(Dataset records)
————————
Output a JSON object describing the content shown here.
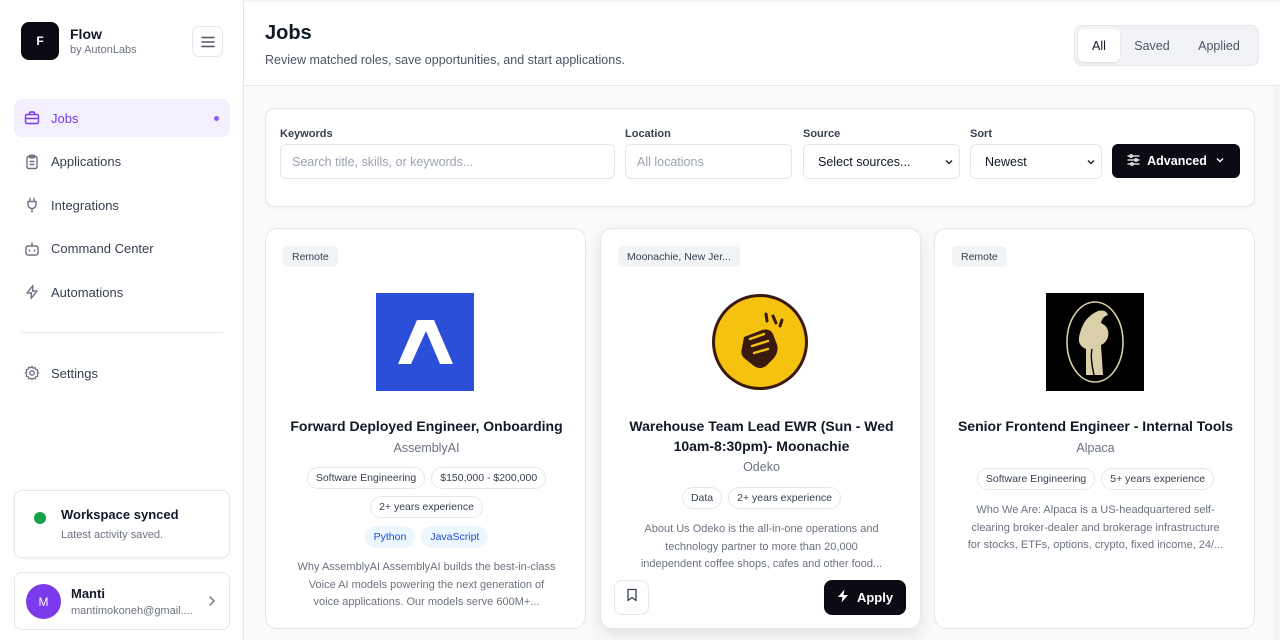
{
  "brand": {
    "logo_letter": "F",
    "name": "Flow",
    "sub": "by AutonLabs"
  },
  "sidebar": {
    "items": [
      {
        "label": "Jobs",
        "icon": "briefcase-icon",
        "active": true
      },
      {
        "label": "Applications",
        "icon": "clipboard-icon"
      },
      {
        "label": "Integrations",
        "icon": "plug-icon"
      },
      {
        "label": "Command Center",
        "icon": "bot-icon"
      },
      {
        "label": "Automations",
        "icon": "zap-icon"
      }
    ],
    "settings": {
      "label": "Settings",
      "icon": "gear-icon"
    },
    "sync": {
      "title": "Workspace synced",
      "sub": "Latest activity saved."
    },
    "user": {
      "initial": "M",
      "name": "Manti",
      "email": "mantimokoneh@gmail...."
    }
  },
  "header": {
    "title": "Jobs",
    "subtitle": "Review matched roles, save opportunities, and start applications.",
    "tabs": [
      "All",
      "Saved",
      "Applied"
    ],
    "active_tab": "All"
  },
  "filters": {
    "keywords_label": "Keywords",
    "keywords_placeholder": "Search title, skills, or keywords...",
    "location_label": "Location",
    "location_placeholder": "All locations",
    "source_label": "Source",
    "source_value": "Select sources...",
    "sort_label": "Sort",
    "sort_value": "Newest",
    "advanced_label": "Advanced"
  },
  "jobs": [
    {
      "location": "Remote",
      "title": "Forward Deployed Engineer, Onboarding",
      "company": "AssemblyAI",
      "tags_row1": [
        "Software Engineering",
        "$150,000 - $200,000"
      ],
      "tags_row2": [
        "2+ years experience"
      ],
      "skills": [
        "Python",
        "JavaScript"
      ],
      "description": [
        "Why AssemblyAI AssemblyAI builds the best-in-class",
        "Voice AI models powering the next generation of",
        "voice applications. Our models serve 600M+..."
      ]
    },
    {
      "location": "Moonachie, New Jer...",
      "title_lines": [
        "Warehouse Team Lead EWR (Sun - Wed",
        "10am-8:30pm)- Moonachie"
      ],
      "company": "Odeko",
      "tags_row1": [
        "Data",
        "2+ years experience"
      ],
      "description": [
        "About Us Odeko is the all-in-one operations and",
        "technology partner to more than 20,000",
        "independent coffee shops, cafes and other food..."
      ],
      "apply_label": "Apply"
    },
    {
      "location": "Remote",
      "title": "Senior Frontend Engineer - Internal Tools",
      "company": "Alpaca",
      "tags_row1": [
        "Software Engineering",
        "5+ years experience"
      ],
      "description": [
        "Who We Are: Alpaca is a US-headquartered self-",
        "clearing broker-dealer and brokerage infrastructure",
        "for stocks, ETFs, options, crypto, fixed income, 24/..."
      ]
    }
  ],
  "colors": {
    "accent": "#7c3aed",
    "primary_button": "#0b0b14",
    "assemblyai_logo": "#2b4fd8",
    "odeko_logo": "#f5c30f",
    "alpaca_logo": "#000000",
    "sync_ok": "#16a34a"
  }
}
————————
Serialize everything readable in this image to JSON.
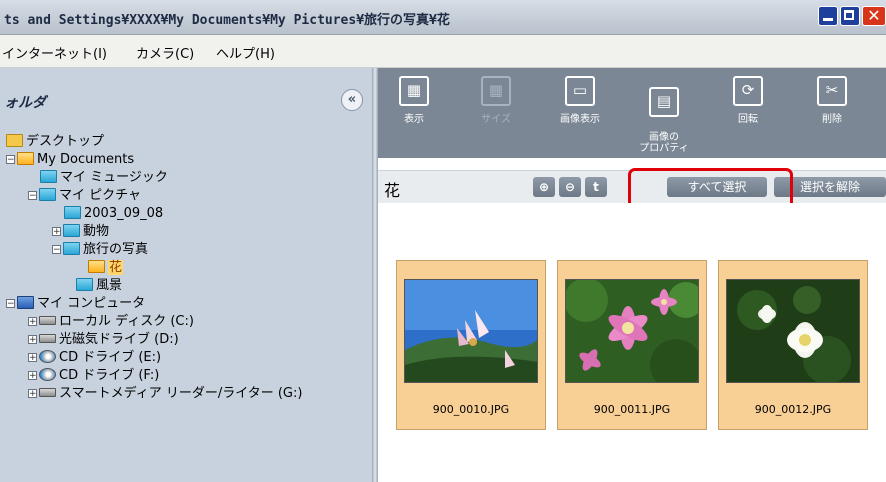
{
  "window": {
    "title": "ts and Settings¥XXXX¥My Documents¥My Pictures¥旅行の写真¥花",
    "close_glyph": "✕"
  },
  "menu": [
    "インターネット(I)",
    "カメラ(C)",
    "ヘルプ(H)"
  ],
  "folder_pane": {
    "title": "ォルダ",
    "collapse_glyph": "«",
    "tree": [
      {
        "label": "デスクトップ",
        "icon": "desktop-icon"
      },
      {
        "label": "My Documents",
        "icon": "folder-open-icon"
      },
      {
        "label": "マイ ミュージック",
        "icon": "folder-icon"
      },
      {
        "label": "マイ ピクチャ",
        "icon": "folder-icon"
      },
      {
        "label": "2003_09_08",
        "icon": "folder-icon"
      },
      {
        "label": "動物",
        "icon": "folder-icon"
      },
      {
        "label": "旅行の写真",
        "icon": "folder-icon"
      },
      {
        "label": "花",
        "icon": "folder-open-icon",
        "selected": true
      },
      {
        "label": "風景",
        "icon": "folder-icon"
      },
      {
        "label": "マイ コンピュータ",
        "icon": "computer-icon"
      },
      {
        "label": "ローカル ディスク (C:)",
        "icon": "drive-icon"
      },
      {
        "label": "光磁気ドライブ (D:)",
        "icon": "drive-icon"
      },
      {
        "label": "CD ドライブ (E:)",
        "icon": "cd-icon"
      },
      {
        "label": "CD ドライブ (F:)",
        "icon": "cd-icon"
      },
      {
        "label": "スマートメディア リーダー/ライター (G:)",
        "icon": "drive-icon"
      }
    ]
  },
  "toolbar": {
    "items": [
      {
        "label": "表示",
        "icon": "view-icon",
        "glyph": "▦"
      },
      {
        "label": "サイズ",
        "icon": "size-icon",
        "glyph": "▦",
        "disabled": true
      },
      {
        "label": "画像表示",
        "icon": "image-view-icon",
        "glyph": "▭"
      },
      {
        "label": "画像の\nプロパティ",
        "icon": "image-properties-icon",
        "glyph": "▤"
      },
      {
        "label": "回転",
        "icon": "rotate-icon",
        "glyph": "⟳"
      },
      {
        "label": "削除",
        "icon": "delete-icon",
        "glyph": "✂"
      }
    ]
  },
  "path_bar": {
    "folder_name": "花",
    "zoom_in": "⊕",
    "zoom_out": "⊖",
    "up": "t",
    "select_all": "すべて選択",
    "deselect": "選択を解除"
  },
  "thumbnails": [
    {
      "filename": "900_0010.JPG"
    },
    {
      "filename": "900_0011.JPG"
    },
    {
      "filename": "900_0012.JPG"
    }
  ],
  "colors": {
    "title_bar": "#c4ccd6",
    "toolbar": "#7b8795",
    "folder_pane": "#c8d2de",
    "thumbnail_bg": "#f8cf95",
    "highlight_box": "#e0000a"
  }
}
————————
> Given request: Read through the entries and copy each line in which "true" appears.

> Expected output:
        "active": true
        "selected": true
        "disabled": true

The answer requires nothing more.